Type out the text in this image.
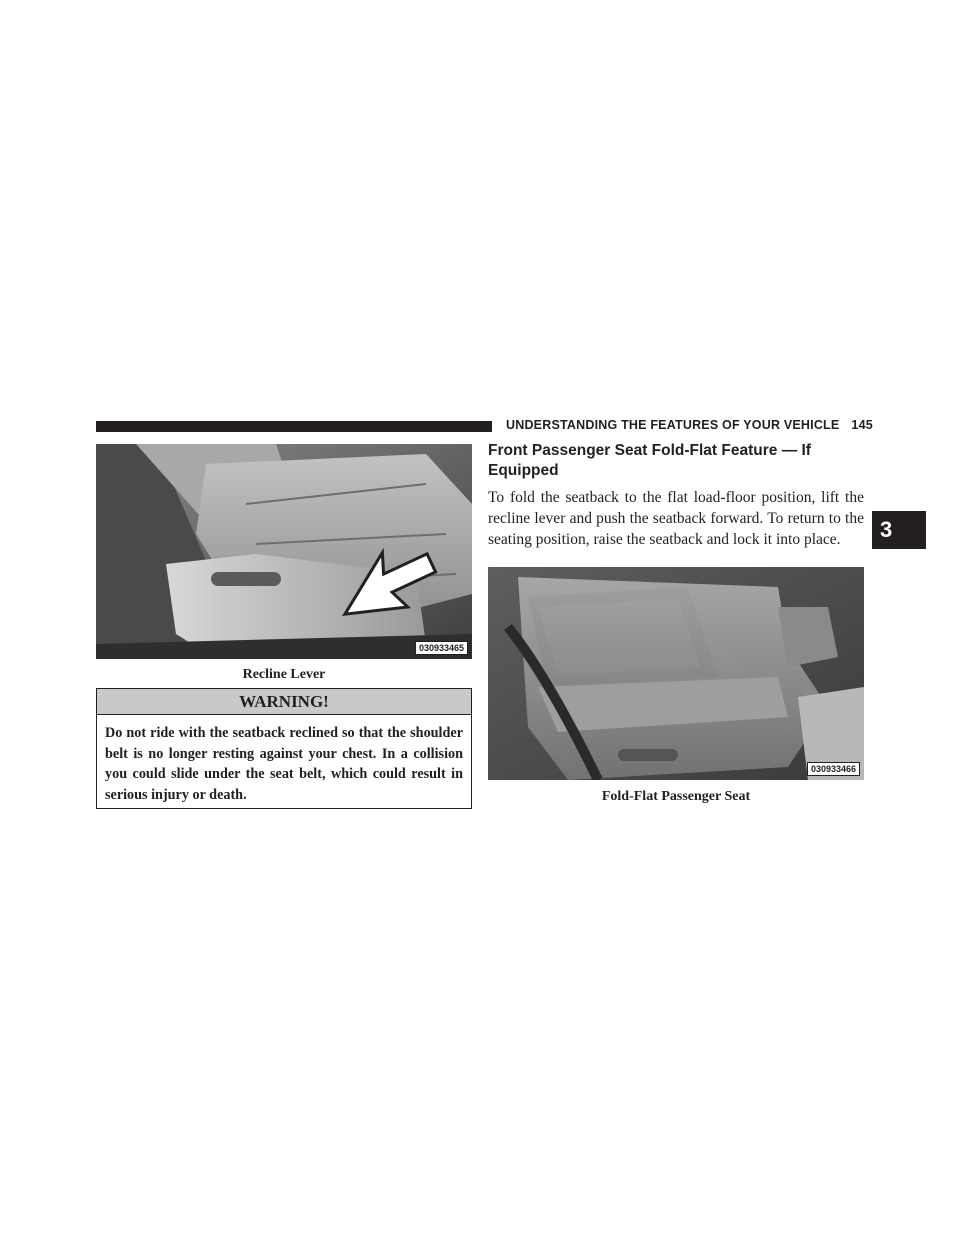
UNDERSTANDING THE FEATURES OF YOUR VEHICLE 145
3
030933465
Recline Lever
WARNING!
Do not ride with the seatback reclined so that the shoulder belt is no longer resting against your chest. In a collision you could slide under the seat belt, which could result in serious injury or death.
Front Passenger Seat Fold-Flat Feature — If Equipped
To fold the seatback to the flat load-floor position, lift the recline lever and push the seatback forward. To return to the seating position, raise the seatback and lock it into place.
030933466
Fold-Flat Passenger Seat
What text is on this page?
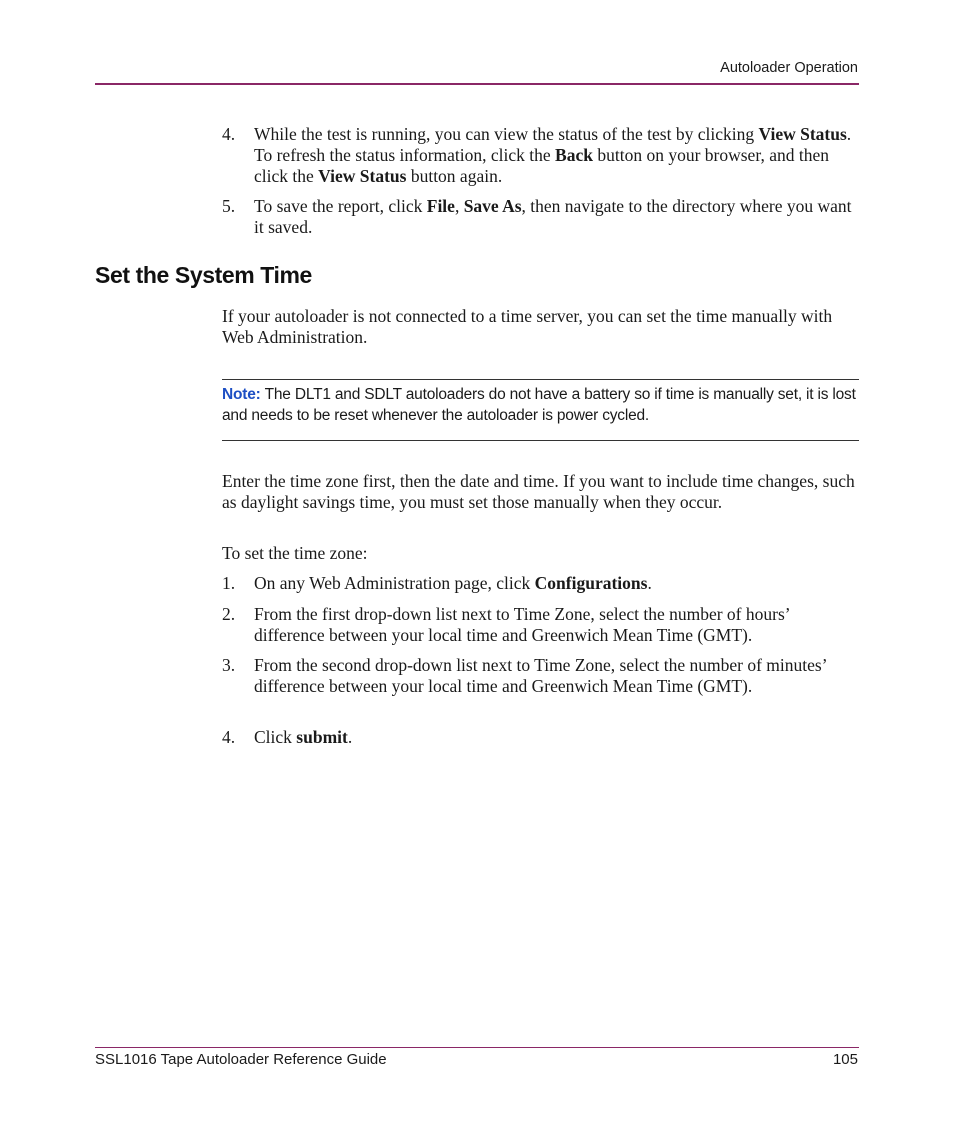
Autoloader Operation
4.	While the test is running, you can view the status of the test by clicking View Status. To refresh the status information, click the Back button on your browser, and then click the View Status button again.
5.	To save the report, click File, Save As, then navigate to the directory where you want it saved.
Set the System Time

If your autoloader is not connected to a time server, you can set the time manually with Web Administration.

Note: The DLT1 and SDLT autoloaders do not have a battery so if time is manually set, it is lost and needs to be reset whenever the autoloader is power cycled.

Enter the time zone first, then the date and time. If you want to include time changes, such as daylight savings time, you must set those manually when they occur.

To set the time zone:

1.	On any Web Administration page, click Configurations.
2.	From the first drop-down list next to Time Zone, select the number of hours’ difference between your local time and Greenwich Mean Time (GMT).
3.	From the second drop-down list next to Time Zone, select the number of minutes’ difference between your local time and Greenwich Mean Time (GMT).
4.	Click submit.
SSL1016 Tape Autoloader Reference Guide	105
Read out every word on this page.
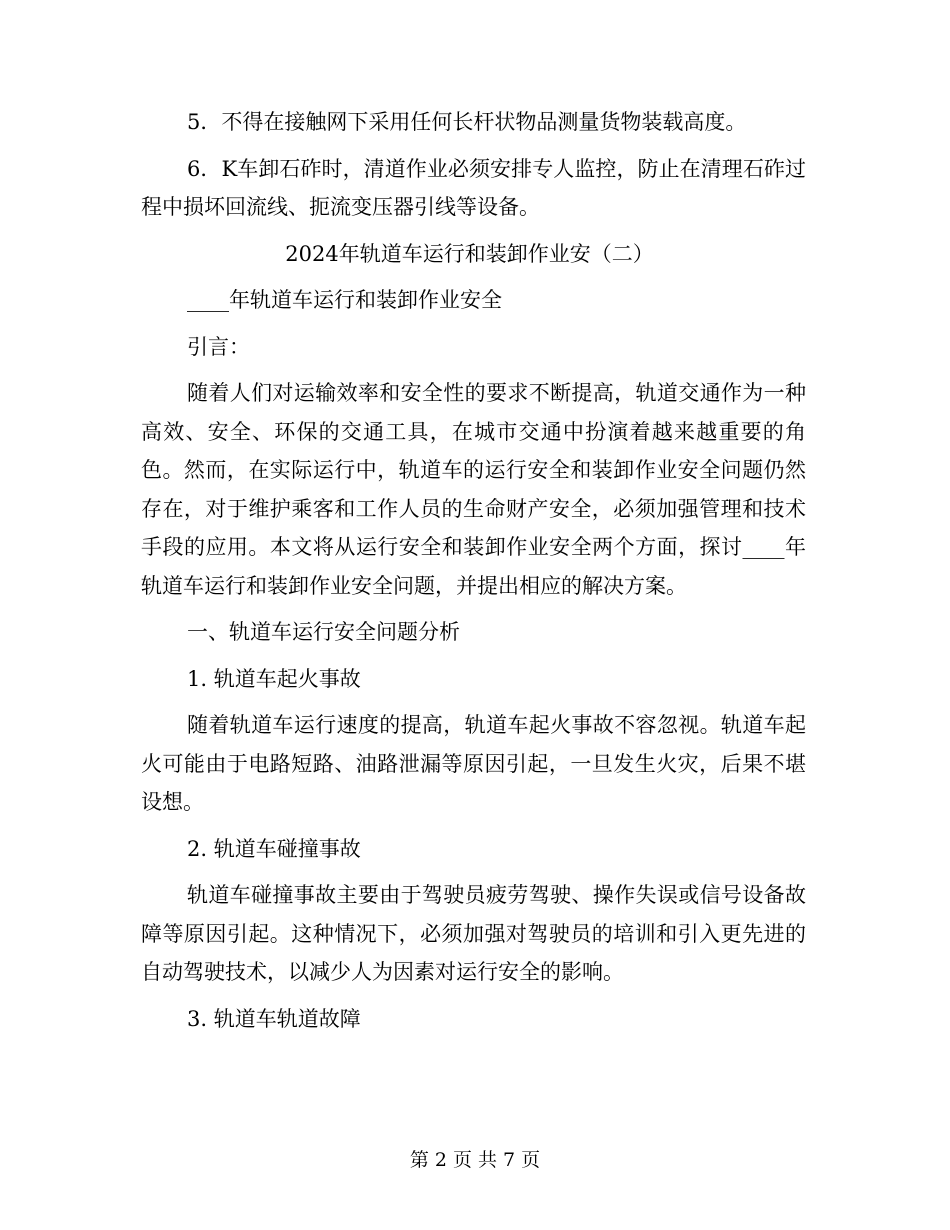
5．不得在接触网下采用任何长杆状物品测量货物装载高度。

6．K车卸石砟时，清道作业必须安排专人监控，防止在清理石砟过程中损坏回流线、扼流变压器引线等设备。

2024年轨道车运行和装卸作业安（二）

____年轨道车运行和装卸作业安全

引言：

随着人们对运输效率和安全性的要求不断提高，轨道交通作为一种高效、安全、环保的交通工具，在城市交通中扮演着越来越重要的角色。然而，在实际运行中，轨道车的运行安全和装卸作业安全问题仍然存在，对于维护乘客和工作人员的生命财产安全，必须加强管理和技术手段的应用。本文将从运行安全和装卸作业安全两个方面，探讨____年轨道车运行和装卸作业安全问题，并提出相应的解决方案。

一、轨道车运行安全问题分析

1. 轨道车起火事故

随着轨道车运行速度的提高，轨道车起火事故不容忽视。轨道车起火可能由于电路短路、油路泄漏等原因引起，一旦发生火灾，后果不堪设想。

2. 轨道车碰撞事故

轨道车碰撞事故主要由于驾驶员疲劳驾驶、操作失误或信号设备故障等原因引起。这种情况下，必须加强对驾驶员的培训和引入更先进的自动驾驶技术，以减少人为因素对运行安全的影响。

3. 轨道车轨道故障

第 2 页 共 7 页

┄┄┄┄┄┄

GOAL OF THE EXERCISE: Copy the records above exactly, omitting every picture.

THE RESULT:
Type out the text in this image.
UNDERSTANDING THE FEATURES OF YOUR VEHICLE 145
3
030933465
Recline Lever
WARNING!
Do not ride with the seatback reclined so that the shoulder belt is no longer resting against your chest. In a collision you could slide under the seat belt, which could result in serious injury or death.
Front Passenger Seat Fold-Flat Feature — If Equipped
To fold the seatback to the flat load-floor position, lift the recline lever and push the seatback forward. To return to the seating position, raise the seatback and lock it into place.
030933466
Fold-Flat Passenger Seat
What text is on this page?
Autoloader Operation
4.	While the test is running, you can view the status of the test by clicking View Status. To refresh the status information, click the Back button on your browser, and then click the View Status button again.
5.	To save the report, click File, Save As, then navigate to the directory where you want it saved.
Set the System Time

If your autoloader is not connected to a time server, you can set the time manually with Web Administration.

Note: The DLT1 and SDLT autoloaders do not have a battery so if time is manually set, it is lost and needs to be reset whenever the autoloader is power cycled.

Enter the time zone first, then the date and time. If you want to include time changes, such as daylight savings time, you must set those manually when they occur.

To set the time zone:

1.	On any Web Administration page, click Configurations.
2.	From the first drop-down list next to Time Zone, select the number of hours’ difference between your local time and Greenwich Mean Time (GMT).
3.	From the second drop-down list next to Time Zone, select the number of minutes’ difference between your local time and Greenwich Mean Time (GMT).
4.	Click submit.
SSL1016 Tape Autoloader Reference Guide	105
Read out every word on this page.
5．不得在接触网下采用任何长杆状物品测量货物装载高度。

6．K车卸石砟时，清道作业必须安排专人监控，防止在清理石砟过程中损坏回流线、扼流变压器引线等设备。

2024年轨道车运行和装卸作业安（二）

____年轨道车运行和装卸作业安全

引言：

随着人们对运输效率和安全性的要求不断提高，轨道交通作为一种高效、安全、环保的交通工具，在城市交通中扮演着越来越重要的角色。然而，在实际运行中，轨道车的运行安全和装卸作业安全问题仍然存在，对于维护乘客和工作人员的生命财产安全，必须加强管理和技术手段的应用。本文将从运行安全和装卸作业安全两个方面，探讨____年轨道车运行和装卸作业安全问题，并提出相应的解决方案。

一、轨道车运行安全问题分析

1. 轨道车起火事故

随着轨道车运行速度的提高，轨道车起火事故不容忽视。轨道车起火可能由于电路短路、油路泄漏等原因引起，一旦发生火灾，后果不堪设想。

2. 轨道车碰撞事故

轨道车碰撞事故主要由于驾驶员疲劳驾驶、操作失误或信号设备故障等原因引起。这种情况下，必须加强对驾驶员的培训和引入更先进的自动驾驶技术，以减少人为因素对运行安全的影响。

3. 轨道车轨道故障

第 2 页 共 7 页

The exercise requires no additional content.